## Your instructions
Using the data below, copy every line that contains the word "Labour".

## Supplied records

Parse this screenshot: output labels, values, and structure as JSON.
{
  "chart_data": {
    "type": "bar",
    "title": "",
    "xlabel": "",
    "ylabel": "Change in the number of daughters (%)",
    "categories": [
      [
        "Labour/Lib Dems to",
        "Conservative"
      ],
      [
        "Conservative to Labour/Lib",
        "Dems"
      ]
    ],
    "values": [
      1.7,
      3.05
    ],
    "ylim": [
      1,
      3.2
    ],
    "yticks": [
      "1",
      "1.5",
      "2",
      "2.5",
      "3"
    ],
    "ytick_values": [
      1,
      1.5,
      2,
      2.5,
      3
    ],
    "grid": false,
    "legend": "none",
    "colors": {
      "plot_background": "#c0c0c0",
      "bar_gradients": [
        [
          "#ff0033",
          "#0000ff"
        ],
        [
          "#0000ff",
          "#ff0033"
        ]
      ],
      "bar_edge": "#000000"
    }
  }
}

## Final answer
        "Labour/Lib Dems to",
        "Conservative to Labour/Lib",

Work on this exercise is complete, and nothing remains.